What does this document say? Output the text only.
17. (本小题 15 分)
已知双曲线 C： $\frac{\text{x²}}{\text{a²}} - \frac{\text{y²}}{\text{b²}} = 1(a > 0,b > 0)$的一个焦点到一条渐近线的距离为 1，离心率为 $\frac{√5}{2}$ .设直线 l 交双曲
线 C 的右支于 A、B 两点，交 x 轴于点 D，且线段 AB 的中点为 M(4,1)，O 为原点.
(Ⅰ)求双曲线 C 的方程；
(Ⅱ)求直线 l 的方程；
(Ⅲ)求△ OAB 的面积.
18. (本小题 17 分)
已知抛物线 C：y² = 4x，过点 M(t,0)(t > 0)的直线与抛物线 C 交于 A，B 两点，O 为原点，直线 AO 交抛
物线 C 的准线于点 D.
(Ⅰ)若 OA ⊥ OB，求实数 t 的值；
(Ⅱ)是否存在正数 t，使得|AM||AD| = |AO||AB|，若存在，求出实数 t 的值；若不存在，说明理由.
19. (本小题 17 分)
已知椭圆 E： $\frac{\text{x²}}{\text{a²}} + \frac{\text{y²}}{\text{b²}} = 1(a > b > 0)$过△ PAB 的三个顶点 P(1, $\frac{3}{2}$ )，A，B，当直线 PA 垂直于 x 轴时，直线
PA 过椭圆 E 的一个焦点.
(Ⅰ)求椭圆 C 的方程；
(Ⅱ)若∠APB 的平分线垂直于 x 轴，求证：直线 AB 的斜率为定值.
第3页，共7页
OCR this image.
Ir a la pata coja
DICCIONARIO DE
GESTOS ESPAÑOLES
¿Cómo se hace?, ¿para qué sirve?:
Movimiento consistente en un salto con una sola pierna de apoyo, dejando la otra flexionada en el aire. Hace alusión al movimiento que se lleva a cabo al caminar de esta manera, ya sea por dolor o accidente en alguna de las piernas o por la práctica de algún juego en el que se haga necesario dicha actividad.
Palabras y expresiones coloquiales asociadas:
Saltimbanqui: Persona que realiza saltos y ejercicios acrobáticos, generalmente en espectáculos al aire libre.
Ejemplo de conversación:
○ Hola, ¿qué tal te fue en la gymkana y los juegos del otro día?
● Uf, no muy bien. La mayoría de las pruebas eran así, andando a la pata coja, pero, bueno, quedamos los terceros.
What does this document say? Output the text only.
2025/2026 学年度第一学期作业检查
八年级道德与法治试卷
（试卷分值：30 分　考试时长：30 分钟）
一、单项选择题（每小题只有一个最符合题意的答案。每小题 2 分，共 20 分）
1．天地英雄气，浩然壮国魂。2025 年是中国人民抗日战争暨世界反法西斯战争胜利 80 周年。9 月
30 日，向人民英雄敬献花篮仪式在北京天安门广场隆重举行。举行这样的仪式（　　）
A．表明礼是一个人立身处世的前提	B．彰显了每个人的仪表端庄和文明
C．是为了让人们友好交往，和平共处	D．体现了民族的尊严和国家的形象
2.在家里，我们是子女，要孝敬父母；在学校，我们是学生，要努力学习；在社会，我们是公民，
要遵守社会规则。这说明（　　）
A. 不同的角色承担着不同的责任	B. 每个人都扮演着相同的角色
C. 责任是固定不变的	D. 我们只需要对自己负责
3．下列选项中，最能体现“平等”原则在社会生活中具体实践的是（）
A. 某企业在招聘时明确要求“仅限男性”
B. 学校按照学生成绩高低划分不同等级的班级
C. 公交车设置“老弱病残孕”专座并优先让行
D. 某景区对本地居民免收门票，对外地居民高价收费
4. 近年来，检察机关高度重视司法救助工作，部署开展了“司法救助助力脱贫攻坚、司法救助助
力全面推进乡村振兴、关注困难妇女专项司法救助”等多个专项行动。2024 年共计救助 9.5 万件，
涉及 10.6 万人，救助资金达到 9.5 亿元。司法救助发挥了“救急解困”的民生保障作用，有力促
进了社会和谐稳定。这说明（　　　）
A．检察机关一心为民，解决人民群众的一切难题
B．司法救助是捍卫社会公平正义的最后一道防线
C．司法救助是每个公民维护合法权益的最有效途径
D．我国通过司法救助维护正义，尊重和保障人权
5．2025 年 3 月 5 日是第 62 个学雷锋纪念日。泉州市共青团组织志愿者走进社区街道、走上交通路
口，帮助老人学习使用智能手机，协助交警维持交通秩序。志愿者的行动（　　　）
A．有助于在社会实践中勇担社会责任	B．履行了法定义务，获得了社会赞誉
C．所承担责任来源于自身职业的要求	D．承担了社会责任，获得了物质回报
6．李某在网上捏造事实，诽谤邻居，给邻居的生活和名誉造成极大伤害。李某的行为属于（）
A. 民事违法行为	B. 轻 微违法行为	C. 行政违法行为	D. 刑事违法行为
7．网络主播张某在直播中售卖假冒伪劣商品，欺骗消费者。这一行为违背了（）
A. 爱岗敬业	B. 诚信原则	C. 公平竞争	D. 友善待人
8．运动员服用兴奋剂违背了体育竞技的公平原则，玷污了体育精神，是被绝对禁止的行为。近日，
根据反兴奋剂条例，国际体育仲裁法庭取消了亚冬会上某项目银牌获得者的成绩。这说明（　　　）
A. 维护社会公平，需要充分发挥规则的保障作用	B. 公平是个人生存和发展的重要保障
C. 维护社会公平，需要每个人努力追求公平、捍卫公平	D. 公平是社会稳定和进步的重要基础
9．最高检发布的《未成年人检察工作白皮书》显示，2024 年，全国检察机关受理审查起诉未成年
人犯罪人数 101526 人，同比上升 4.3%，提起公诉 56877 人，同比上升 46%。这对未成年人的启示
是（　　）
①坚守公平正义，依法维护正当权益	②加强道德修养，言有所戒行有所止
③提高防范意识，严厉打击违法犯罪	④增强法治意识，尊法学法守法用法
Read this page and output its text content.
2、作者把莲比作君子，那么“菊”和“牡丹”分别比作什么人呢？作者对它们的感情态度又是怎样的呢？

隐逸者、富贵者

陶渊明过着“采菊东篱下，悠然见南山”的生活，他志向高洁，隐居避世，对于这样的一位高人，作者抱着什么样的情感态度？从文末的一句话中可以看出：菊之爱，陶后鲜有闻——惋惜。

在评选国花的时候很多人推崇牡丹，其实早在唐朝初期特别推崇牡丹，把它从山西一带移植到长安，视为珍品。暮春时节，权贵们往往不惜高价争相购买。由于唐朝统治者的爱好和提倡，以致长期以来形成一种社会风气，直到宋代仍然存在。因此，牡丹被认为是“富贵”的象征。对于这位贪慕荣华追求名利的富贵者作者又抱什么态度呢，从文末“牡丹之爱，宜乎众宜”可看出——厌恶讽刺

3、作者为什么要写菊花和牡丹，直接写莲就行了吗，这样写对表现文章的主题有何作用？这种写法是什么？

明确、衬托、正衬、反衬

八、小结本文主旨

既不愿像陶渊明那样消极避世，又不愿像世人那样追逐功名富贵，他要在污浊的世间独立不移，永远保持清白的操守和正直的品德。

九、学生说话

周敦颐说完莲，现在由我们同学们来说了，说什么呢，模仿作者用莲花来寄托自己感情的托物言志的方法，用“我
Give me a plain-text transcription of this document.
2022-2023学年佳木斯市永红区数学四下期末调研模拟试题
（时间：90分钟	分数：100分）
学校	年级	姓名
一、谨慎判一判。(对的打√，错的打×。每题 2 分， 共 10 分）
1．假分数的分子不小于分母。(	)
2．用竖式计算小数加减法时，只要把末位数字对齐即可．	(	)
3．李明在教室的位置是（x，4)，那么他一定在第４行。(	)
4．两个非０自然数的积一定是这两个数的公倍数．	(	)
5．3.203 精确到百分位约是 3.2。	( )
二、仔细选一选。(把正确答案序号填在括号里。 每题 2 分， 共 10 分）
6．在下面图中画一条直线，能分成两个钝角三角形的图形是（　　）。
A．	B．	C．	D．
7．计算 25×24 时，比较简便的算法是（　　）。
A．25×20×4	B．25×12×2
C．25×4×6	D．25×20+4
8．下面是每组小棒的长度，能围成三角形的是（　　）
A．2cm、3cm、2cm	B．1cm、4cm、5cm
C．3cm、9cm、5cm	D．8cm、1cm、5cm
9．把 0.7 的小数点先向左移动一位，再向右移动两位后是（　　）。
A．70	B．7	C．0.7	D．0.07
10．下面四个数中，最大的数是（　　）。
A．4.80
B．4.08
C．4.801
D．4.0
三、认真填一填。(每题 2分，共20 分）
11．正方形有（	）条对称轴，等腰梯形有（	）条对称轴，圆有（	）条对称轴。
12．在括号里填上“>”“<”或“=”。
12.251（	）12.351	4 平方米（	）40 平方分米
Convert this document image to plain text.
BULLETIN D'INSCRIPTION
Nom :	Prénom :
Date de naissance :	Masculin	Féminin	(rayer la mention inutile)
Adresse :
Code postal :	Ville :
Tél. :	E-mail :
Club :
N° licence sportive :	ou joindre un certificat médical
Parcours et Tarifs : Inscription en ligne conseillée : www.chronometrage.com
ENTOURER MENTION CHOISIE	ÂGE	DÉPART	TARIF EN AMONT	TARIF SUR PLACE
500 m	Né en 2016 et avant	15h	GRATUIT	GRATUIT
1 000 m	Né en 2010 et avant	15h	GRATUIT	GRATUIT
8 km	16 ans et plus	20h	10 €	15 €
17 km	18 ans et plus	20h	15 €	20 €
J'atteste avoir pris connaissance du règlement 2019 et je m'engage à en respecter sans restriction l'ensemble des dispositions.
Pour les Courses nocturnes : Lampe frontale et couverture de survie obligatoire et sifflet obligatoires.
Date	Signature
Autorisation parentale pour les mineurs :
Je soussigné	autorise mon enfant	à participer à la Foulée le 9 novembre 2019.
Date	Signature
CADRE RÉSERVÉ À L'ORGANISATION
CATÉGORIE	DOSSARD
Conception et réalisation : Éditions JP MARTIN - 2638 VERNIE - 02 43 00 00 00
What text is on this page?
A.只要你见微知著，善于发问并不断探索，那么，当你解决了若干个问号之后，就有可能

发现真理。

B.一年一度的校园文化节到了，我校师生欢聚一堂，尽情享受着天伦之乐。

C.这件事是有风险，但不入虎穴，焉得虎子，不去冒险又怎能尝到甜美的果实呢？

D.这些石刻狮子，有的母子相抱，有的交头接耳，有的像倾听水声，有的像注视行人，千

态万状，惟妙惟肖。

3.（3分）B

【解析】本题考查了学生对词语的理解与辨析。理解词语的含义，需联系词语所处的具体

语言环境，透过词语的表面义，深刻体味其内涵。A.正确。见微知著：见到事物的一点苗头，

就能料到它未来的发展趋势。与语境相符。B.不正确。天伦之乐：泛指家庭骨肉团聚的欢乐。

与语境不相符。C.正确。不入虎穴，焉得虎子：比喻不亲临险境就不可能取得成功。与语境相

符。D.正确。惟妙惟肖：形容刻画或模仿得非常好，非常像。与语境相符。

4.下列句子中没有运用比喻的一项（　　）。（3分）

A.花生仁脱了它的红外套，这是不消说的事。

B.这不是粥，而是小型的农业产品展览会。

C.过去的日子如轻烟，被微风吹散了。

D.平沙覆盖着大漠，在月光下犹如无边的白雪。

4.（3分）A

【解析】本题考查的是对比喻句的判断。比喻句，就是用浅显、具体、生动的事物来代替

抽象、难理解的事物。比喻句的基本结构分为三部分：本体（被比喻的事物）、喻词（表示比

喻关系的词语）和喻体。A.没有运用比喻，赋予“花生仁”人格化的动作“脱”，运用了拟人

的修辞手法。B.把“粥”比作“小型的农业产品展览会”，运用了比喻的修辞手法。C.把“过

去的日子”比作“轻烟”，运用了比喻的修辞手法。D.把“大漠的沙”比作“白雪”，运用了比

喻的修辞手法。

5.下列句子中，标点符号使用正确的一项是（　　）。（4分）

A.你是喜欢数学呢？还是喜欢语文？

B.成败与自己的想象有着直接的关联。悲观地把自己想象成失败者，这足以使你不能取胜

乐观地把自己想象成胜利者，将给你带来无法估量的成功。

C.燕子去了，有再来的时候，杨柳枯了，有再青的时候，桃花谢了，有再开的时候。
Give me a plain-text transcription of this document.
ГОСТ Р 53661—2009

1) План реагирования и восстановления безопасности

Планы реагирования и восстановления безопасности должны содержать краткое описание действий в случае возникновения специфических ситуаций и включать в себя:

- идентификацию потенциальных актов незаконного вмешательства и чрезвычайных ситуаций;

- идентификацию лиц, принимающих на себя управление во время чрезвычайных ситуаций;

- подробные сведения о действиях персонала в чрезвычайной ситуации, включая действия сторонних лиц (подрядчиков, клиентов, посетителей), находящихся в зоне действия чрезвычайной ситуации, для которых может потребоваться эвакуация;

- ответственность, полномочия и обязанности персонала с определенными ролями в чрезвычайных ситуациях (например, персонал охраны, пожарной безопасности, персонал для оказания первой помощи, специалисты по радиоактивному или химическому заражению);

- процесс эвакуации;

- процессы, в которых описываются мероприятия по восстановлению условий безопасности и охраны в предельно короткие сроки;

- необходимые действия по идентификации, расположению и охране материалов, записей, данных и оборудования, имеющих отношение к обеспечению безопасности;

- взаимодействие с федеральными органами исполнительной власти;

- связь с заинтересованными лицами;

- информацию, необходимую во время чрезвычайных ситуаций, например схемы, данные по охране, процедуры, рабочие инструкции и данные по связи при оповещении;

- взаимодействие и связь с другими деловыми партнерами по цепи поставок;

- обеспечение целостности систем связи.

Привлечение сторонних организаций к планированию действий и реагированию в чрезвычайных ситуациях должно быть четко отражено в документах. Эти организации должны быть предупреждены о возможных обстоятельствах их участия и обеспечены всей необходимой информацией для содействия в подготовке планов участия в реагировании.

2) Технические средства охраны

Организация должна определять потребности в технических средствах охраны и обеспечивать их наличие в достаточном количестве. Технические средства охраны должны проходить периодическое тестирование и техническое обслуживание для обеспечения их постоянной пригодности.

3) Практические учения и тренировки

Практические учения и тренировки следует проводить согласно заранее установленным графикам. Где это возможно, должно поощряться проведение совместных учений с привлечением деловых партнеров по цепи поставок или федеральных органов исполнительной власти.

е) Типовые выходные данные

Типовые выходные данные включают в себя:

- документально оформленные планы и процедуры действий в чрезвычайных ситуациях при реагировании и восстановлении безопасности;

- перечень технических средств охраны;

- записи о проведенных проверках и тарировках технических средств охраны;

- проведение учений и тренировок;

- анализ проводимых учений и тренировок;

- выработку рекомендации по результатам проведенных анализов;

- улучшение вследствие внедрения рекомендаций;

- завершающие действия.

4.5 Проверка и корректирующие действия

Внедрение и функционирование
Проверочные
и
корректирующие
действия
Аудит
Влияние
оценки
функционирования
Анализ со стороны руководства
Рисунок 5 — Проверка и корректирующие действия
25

============

From the entries above, copy every line containing the word "plus".

WRITTEN ANSWER –
8 km	16 ans et plus	20h	10 €	15 €
17 km	18 ans et plus	20h	15 €	20 €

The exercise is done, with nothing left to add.